* **PROBLEM DESCRIPTION**: Check each line of the data for "highlighted" and select those that have it.

* * * * *

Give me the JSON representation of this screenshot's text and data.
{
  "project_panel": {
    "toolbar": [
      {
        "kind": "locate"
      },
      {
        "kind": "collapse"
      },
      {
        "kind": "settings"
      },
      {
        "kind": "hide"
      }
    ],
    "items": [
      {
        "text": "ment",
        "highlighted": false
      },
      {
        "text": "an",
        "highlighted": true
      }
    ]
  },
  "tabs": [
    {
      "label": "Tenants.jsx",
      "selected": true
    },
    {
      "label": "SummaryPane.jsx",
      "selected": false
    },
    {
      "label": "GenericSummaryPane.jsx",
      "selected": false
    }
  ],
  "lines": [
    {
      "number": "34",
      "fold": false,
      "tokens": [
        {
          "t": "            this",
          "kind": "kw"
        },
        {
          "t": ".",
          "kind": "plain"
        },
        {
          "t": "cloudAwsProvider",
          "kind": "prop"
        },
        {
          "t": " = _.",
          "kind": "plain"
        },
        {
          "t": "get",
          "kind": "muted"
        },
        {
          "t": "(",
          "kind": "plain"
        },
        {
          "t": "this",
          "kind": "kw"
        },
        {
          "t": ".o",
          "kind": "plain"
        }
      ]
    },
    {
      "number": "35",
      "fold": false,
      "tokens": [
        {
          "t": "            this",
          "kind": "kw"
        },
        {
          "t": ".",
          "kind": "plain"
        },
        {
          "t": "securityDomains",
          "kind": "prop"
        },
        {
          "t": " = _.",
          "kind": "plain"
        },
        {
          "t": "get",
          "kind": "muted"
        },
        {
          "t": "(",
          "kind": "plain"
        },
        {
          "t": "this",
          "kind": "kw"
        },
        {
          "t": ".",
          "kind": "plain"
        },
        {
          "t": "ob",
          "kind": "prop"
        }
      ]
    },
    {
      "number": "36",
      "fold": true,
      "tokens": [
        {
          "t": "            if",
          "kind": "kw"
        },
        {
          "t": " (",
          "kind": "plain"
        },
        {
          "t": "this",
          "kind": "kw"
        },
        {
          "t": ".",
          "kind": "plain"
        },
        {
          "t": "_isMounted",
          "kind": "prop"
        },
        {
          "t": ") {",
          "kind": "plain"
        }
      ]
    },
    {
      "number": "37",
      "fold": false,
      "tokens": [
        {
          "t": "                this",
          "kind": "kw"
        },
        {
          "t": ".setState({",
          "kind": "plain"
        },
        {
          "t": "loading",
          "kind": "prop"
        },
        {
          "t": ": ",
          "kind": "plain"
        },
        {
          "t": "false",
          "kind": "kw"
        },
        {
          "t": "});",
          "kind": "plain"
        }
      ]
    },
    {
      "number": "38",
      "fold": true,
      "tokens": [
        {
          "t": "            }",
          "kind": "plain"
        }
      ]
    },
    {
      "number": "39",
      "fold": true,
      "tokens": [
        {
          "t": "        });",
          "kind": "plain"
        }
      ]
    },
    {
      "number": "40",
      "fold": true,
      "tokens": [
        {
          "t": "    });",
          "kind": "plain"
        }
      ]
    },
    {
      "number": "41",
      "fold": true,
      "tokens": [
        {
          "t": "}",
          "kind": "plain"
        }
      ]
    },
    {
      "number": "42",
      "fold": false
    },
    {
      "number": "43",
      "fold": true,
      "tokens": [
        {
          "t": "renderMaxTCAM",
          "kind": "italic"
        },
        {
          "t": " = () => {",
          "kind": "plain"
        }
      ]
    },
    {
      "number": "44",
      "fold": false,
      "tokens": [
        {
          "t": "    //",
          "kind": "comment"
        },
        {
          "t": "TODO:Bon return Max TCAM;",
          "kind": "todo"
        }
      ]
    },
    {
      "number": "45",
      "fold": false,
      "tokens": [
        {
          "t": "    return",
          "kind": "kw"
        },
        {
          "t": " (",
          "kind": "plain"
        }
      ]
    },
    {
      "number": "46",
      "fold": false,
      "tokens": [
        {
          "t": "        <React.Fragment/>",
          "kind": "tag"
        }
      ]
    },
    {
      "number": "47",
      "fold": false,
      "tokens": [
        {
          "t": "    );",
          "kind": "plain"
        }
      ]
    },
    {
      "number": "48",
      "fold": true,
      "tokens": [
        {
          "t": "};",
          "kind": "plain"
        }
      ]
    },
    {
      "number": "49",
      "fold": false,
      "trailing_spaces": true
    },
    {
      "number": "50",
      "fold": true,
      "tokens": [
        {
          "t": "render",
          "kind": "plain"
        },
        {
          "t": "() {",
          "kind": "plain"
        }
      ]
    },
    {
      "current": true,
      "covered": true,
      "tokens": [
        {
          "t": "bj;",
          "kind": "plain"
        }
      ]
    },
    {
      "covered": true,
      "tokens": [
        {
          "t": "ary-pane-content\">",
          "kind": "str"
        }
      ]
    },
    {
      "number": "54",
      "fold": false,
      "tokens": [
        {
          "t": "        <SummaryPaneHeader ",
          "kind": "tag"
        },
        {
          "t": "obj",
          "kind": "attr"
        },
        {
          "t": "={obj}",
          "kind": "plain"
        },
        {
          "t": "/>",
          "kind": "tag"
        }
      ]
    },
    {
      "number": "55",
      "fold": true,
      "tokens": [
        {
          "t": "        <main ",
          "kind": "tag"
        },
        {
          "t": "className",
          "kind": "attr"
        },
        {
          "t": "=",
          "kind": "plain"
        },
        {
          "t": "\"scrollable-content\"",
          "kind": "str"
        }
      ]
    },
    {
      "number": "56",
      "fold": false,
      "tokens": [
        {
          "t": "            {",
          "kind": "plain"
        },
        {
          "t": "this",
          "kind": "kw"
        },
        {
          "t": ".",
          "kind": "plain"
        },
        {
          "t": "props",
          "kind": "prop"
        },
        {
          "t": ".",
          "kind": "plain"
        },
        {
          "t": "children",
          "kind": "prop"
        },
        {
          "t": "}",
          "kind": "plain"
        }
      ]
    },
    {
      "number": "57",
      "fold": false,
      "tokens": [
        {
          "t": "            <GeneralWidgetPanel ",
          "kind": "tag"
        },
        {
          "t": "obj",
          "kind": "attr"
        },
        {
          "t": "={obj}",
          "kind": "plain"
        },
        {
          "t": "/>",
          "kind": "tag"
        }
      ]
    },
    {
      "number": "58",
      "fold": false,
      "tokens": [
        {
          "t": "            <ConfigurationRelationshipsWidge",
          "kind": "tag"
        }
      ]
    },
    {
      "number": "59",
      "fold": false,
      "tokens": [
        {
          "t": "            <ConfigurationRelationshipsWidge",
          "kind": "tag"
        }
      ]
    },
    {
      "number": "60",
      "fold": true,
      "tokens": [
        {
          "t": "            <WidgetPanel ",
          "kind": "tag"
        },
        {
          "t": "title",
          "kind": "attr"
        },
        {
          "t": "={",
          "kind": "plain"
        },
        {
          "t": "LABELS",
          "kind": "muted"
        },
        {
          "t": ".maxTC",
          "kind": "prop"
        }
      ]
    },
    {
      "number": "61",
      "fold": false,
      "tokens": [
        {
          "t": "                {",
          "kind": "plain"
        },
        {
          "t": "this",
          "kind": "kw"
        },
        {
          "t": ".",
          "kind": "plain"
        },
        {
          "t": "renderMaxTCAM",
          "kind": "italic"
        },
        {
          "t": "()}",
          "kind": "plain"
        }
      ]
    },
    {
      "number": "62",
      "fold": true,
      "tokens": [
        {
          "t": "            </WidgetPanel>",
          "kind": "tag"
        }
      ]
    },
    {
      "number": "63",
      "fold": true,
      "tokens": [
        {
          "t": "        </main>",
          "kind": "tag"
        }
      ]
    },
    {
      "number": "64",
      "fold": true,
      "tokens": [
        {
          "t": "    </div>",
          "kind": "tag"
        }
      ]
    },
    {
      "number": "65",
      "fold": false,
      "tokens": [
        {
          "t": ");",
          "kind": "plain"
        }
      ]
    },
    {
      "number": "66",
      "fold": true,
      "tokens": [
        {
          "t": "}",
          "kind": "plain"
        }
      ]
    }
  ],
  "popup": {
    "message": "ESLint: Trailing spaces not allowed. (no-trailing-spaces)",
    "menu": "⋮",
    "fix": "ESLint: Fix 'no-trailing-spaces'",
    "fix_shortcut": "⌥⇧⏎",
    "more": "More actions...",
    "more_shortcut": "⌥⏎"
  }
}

* * * * *

* **CORRECT RESPONSE**:
        "highlighted": false
        "highlighted": true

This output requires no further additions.